- _EXCERPT TO READ_:
####

This article in yesterday’s NY Times isn’t really news, but it’s part of a trend of quasi-editorial stories in the lay press that describe the growing expense of certain new therapies, particularly oncology therapies.

I report on this to prepare you early for the impact of the announcement to occur some time within the next 3 years that US and state governments will begin to consider cost-effectiveness in their equations for government-sponsored formulary and reimbursement coverage determinations for drugs and devices. We’ve seen CMS take some baby steps in this direction already (see my June Note on CMS’ draft guidance on drug coverage determination using health outcome measures), and it seems inevitable that much bolder steps will be taken, as government drug spending spirals out of control beginning with next year’s Part D rollout.

####

- _ENTRIES PROVIDED_:

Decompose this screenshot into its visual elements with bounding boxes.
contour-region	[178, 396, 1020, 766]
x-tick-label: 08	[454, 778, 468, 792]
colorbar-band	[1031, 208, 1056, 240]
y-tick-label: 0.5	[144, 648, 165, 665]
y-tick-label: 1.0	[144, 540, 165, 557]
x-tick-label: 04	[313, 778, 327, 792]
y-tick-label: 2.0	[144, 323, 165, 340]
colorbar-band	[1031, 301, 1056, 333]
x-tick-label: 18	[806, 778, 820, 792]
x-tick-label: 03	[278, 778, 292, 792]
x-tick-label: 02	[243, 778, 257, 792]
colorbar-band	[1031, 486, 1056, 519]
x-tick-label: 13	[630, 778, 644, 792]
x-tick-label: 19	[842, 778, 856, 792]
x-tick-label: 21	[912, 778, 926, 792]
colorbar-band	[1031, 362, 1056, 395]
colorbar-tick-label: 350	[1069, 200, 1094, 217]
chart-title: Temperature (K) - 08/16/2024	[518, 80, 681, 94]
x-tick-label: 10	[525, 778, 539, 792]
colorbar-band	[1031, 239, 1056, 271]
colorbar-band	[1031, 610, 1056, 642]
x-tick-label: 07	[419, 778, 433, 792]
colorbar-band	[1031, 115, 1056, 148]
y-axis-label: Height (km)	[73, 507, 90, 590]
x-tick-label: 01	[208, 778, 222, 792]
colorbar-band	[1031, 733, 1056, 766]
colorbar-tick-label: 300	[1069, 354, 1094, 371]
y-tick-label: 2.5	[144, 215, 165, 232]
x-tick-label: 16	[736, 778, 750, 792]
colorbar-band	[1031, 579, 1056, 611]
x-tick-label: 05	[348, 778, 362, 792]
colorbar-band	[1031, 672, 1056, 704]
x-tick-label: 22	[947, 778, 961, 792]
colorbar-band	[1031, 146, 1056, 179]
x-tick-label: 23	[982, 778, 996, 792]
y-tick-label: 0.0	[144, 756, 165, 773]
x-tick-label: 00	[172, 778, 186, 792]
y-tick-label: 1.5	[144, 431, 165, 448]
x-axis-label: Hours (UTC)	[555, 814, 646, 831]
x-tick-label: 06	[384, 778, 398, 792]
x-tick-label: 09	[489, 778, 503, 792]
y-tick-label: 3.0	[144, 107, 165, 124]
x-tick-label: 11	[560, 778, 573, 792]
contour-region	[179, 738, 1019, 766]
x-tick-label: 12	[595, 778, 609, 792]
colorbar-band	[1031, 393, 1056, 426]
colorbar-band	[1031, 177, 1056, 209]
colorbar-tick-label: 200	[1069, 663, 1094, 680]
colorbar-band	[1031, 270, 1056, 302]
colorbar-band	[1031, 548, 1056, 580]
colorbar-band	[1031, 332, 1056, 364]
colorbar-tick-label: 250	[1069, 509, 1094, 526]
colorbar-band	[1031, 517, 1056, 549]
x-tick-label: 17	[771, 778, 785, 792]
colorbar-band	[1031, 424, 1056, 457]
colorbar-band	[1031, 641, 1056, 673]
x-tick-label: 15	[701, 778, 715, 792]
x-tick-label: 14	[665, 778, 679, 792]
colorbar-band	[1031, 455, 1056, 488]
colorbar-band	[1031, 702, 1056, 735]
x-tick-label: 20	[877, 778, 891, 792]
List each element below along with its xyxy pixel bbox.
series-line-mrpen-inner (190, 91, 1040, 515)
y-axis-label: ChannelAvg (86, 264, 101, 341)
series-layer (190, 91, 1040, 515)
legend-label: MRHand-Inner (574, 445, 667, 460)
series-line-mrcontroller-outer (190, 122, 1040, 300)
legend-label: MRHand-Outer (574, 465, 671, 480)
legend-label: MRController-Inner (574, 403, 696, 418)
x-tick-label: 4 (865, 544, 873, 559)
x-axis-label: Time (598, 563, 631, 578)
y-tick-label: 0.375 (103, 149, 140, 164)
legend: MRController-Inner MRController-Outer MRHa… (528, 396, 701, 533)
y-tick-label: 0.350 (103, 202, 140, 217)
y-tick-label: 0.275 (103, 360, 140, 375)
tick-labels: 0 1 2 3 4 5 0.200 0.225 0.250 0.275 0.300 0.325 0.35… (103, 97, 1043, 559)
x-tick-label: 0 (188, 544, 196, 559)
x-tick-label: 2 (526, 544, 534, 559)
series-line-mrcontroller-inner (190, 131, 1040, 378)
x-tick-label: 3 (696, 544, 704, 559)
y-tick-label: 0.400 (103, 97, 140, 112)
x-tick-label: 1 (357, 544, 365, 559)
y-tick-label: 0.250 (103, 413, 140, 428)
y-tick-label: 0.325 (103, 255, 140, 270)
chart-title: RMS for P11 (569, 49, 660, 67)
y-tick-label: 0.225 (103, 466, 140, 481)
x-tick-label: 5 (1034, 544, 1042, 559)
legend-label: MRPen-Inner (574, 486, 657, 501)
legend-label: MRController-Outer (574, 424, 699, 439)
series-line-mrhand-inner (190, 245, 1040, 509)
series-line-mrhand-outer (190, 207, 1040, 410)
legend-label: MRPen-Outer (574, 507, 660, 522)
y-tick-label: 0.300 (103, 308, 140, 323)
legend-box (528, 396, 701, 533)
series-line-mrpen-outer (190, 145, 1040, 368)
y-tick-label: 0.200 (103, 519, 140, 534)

####

- _TASKS TO COMPLETE_:
**a.** Rewrite the commentary on rising drug costs from "This article in" up to and including "Part D rollout.", replacing "baby steps" with "small steps".
**b.** Extend the commentary on rising drug costs by writing what comes after its last sentence.
This material comes from a separate source.

- _RESPONSES PER TASK_:
**a.**
This article in yesterday’s NY Times isn’t really news, but it’s part of a trend of quasi-editorial stories in the lay press that describe the growing expense of certain new therapies, particularly oncology therapies.

I report on this to prepare you early for the impact of the announcement to occur some time within the next 3 years that US and state governments will begin to consider cost-effectiveness in their equations for government-sponsored formulary and reimbursement coverage determinations for drugs and devices. We’ve seen CMS take some small steps in this direction already (see my June Note on CMS’ draft guidance on drug coverage determination using health outcome measures), and it seems inevitable that much bolder steps will be taken, as government drug spending spirals out of control beginning with next year’s Part D rollout.

**b.**
Neither pharma nor the big biopharms seems particularly prepared for the coming policy changes (are they in denial or just poor planners?). But because investors currently value biopharma at a substantial premium to pharma, and because biopharma is relatively more exposed to price-control policies (especially those focused initially on the most costly therapies), long-term investors in the former should be particularly concerned about a selective and fairly rapid de-valuation of the biopharma sector once cost-effectiveness supplants drug re-importation as the focus of drug-cost discussions in the legislature. I have little idea specifically when that will happen, but I’ll be sure to keep an eye on the signs of its imminent approach.